** Job A **
List the specific skill areas the writer names in the post about an engineer's workday.
** Job B **
In the post about an engineer's workday, copy the passage from "It always makes" to "Not Freak Out." word for word.

Mostly I do quite well, but there are times when it is glaringly obvious to me that even among engineers (where the percentage of Aspies is probably significantly higher than in other professions) I have a very different sort of brain.  

Ideally, I'd like to work on technical problems all day: programming, troubleshooting, etc.
It always makes me uncomfortable when the majority of my day is taken up with administrative tasks. I'm an engineer. I am not a "people person". I am not particularly adept at planning meetings or organizing high-level information. I can create the illusion of having such skills, but really, it's all Post-It notes, checklists, and a constant effort on my part to Not Freak Out.

Basically, I had to plan for no less than FOUR meetings that are to occur next week. The meetings themselves are going to be interesting: electromagnetics training sessions. I am looking forward to attending these training sessions, and I imagine I will learn quite a bit. However, I had people nagging me all day about when I was going to send out meeting notifications, who was invited, and all sorts of other logistical issues. I did not spend a single second today working on anything technical. That is rather depressing, however, I know that all engineers have to do paperwork and deal with innumerable meetings sometimes, and that I shouldn't expect to be able to fiddle with code or hardware every day. It's just maddening when I'm given a lot of tasks in a short period of time that really expose my weaknesses.

I also found out yesterday that I am presently the ONLY engineer in the company who is still considered a "junior engineer". There are only about 4 people under the age of 30, and one of them was hired after I was, and yet his "rank" is higher than mine. I am fairly certain I know why: as much as I hate to admit it, I'm somewhat high-maintenance. I have several very specific skill areas: electromagnetics, initiative to get things done, knowledge of a particular scripting language. I've been told I have several skills that are a great benefit to the company. However, I'm also somewhat inflexible, reluctant to work weekends, and very reluctant to travel. I deal very badly with changes in routine or upsets to my expectations. I don't have a drivers' license, and it's become generally accepted that I cannot travel alone. Therefore, in some ways I am less valuable than many others. I can accept this, but it makes me sad on some level. It also makes me wonder what I can do to hone my existing skills and play my strengths. I try to get assigned to tasks that I am strong in, however, it doesn't always work out that way.

At any rate, I'm glad this is a 3-day weekend for me. I could really use some decompression time. I got completely overloaded today, went into mental shutdown (I couldn't talk and had to sit at my desk with my head down for a while) and scared my cube-neighbor. He kept asking if I was all right, and telling me to "stop stressing". I was not exactly stressing -- it was more that I'd been asked to multitask far beyond my limits, and I had no idea how to act or respond. I was beyond feeling self-conscious; I just needed to shut out the world for a while. I was very tempted to hide under a desk.

** Provided data **
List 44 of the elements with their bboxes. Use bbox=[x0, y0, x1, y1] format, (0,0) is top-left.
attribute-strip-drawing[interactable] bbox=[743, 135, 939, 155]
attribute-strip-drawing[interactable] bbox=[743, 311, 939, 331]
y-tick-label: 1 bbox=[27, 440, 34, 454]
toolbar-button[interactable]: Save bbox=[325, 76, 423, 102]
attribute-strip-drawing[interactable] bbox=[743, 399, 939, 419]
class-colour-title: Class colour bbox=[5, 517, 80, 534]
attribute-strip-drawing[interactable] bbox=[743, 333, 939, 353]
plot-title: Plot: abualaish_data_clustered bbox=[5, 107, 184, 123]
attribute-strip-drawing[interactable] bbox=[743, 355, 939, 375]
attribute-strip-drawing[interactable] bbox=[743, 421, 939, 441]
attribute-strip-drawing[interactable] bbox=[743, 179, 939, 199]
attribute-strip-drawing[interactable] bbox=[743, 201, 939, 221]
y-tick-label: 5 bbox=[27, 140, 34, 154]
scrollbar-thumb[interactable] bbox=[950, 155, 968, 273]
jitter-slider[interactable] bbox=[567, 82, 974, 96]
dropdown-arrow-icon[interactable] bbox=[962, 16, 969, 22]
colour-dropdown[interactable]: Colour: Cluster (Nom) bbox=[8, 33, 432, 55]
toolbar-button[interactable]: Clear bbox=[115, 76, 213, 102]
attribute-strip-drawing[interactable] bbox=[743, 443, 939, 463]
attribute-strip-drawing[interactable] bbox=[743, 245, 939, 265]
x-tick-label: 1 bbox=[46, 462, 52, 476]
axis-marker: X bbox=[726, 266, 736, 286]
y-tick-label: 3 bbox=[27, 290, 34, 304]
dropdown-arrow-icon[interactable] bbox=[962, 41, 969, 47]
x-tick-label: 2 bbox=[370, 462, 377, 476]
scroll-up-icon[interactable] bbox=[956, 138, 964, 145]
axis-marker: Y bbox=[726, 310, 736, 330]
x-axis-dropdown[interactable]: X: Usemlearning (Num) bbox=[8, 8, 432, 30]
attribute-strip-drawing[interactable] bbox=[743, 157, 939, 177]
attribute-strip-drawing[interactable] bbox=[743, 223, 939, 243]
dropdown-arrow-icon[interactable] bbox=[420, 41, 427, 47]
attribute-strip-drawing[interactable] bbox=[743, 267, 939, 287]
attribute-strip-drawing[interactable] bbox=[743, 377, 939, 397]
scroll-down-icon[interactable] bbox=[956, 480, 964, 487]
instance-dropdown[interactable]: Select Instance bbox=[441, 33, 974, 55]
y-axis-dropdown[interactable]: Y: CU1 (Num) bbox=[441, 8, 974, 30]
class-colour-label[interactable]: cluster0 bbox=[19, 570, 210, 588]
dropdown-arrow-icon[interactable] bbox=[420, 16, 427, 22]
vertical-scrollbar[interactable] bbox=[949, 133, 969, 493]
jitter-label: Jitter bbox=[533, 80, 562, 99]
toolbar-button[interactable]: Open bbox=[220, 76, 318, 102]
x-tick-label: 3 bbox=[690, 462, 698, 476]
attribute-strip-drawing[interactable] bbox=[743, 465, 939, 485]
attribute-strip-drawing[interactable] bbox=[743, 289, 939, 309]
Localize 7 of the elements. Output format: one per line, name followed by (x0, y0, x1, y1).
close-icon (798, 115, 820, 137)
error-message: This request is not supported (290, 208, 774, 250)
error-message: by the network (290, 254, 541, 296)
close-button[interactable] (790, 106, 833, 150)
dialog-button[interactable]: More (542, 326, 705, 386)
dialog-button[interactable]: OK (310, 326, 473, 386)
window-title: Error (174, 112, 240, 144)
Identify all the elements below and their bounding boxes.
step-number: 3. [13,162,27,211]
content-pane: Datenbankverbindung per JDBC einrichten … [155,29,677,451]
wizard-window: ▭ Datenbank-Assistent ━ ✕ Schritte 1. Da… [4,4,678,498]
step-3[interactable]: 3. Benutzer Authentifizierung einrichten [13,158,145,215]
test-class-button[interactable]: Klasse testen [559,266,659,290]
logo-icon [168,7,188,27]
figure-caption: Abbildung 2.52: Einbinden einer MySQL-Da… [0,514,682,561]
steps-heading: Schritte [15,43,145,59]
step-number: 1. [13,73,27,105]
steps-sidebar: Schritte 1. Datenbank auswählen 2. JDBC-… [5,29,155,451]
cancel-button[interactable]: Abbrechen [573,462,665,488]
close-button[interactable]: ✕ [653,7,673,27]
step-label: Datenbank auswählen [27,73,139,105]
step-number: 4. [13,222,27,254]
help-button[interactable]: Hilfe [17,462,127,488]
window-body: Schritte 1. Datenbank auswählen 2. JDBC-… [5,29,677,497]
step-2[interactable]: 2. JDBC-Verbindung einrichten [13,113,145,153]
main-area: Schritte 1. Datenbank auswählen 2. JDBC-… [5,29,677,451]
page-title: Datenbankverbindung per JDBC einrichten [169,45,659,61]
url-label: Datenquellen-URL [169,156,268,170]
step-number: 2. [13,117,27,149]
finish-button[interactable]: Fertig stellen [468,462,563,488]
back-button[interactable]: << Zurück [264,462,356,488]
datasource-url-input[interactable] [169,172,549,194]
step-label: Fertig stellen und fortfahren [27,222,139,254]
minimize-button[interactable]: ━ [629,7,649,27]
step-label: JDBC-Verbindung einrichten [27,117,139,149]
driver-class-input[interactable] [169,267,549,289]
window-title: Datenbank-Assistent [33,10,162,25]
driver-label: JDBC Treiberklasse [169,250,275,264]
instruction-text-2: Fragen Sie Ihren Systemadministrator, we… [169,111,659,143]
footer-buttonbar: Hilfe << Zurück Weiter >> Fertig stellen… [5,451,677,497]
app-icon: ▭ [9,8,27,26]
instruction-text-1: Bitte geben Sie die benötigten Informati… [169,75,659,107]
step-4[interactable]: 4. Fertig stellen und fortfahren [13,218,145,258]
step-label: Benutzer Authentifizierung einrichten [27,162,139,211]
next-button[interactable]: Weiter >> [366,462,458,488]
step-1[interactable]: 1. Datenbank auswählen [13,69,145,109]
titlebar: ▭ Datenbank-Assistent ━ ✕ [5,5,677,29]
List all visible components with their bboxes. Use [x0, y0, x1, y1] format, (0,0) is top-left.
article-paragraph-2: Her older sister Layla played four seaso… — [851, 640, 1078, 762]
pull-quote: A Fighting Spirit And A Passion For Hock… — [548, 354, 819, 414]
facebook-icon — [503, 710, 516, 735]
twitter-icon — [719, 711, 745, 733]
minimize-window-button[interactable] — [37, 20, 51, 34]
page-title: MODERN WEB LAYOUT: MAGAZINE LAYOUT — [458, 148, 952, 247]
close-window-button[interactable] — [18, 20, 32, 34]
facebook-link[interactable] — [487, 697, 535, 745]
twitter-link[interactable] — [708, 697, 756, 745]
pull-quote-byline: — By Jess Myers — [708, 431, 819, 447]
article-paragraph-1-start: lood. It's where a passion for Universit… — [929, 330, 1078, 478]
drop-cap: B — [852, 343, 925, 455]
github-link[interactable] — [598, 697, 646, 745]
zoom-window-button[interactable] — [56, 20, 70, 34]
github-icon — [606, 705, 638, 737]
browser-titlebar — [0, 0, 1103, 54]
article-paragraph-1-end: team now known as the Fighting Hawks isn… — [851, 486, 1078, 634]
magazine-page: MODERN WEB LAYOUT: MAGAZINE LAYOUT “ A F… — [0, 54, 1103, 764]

** Correct response A **
- Electromagnetics
- Initiative to get things done
- Knowledge of a particular scripting language

** Correct response B **
It always makes me uncomfortable when the majority of my day is taken up with administrative tasks. I'm an engineer. I am not a "people person". I am not particularly adept at planning meetings or organizing high-level information. I can create the illusion of having such skills, but really, it's all Post-It notes, checklists, and a constant effort on my part to Not Freak Out.